> **What you should do**: Pull out every line with the word "posttest" from the entries below.

━━━━

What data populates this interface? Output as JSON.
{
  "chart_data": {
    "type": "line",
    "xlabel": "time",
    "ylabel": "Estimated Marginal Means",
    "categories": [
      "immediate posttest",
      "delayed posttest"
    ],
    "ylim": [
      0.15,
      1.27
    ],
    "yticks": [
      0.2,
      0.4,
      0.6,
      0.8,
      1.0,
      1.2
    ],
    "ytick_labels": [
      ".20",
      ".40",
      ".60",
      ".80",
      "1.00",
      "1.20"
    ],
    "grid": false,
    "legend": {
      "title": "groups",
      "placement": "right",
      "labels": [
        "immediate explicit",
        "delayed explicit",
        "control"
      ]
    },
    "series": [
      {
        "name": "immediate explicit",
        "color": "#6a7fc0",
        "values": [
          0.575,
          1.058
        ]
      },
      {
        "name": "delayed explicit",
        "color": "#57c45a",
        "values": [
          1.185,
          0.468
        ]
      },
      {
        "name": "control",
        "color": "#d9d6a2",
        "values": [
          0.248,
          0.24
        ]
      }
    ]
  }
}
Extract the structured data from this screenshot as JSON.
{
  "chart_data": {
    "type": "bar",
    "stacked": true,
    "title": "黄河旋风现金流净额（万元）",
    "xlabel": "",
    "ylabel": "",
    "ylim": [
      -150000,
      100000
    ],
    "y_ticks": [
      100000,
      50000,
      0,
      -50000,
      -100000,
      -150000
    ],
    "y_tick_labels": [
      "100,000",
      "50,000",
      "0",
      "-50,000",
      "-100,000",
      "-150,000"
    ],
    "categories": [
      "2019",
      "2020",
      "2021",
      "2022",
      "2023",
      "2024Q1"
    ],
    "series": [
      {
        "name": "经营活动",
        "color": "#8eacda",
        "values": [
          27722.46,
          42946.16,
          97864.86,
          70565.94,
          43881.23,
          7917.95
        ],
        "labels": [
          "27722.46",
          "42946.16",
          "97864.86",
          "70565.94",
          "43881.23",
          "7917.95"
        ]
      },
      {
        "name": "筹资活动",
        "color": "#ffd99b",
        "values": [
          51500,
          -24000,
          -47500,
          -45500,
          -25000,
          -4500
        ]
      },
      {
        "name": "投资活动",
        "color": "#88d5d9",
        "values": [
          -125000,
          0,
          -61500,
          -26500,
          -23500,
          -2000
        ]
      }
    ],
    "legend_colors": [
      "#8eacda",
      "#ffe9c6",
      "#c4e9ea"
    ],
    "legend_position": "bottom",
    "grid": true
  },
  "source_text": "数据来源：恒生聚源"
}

━━━━

> **Reply**:
      "immediate posttest",
      "delayed posttest"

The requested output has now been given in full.